> _OBJECTIVE_: Go through the data below line by line and count those containing the word "title". Reply with the count only.
[Start of DATA FOR THIS TASK]
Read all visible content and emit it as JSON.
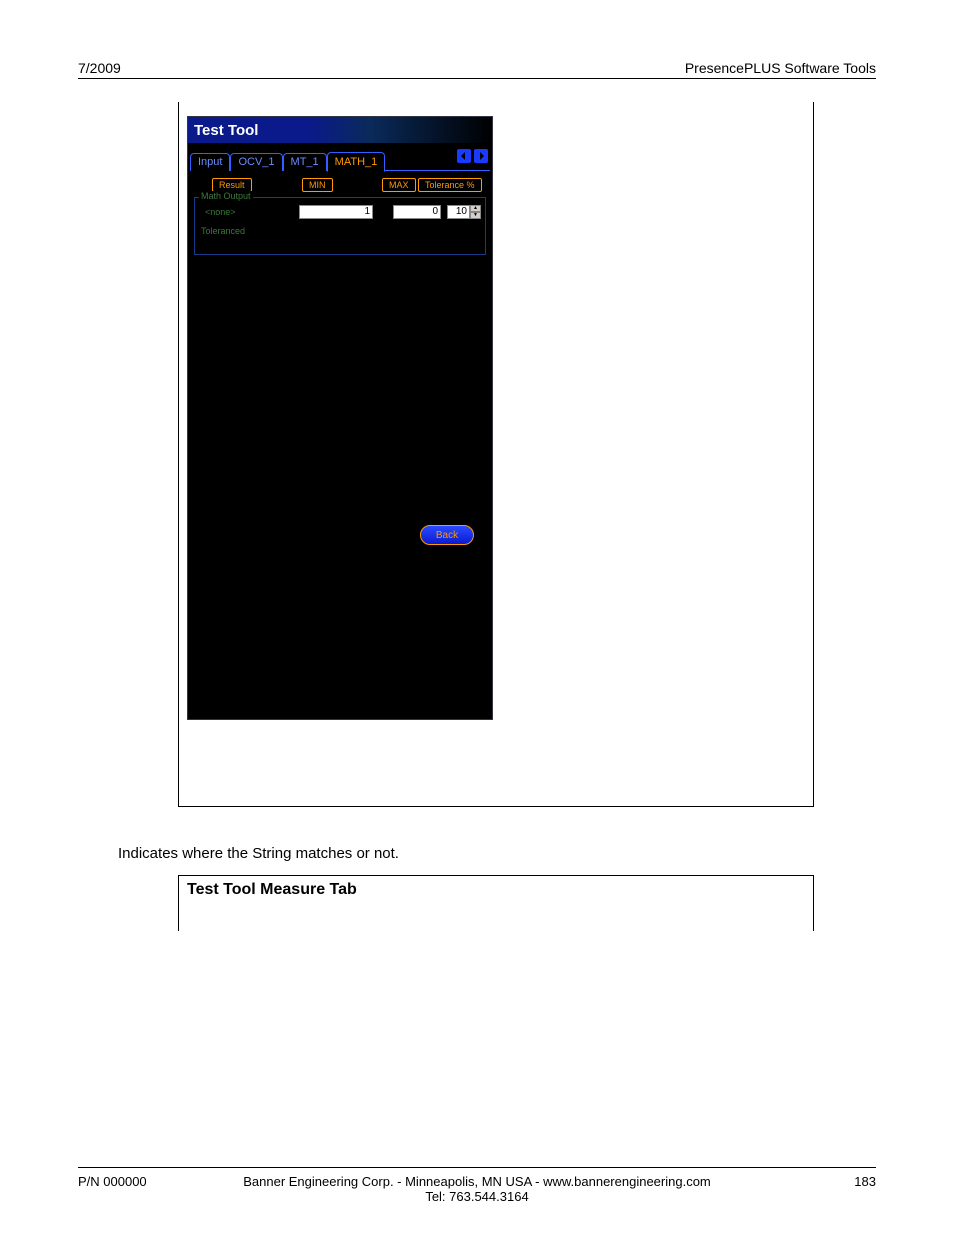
{
  "header": {
    "left": "7/2009",
    "right": "PresencePLUS Software Tools"
  },
  "tool": {
    "title": "Test Tool",
    "tabs": [
      "Input",
      "OCV_1",
      "MT_1",
      "MATH_1"
    ],
    "active_tab_index": 3,
    "columns": {
      "result": "Result",
      "min": "MIN",
      "max": "MAX",
      "tolerance": "Tolerance %"
    },
    "fieldset_label": "Math Output",
    "row": {
      "name": "<none>",
      "min": "1",
      "max": "0",
      "tol": "10"
    },
    "toleranced_label": "Toleranced",
    "back_label": "Back"
  },
  "caption": "Indicates where the String matches or not.",
  "measure": {
    "title": "Test Tool Measure Tab"
  },
  "footer": {
    "pn": "P/N 000000",
    "center1": "Banner Engineering Corp. - Minneapolis, MN USA - www.bannerengineering.com",
    "center2": "Tel: 763.544.3164",
    "page": "183"
  }
}
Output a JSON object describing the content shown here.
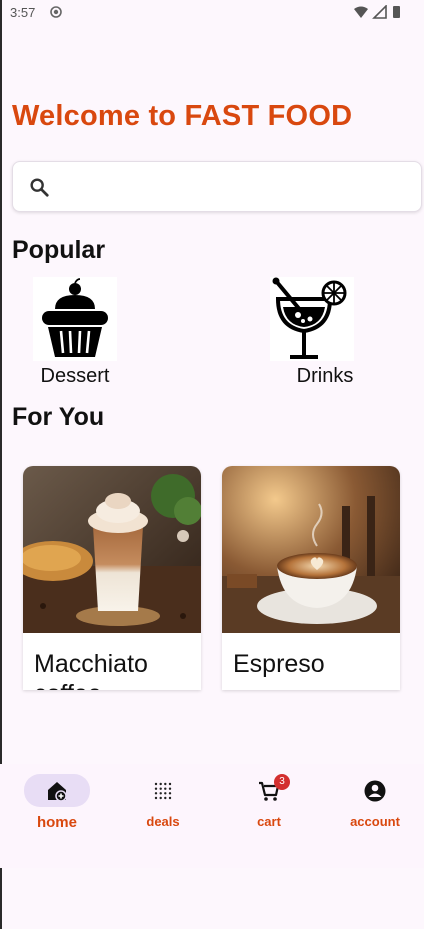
{
  "status_bar": {
    "time": "3:57"
  },
  "header": {
    "welcome": "Welcome to FAST FOOD"
  },
  "search": {
    "placeholder": "",
    "value": ""
  },
  "popular": {
    "title": "Popular",
    "items": [
      {
        "label": "Dessert",
        "icon": "cupcake-icon"
      },
      {
        "label": "Drinks",
        "icon": "cocktail-icon"
      }
    ]
  },
  "for_you": {
    "title": "For You",
    "items": [
      {
        "label": "Macchiato coffee"
      },
      {
        "label": "Espreso"
      }
    ]
  },
  "nav": {
    "items": [
      {
        "label": "home",
        "icon": "home-icon",
        "active": true
      },
      {
        "label": "deals",
        "icon": "deals-icon"
      },
      {
        "label": "cart",
        "icon": "cart-icon",
        "badge": "3"
      },
      {
        "label": "account",
        "icon": "account-icon"
      }
    ]
  },
  "colors": {
    "accent": "#d9480f",
    "background": "#fdf7fd",
    "nav_active_pill": "#e8ddf5",
    "badge": "#d32f2f"
  }
}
[End of DATA FOR THIS TASK]
> _CORRECT RESULT_: 4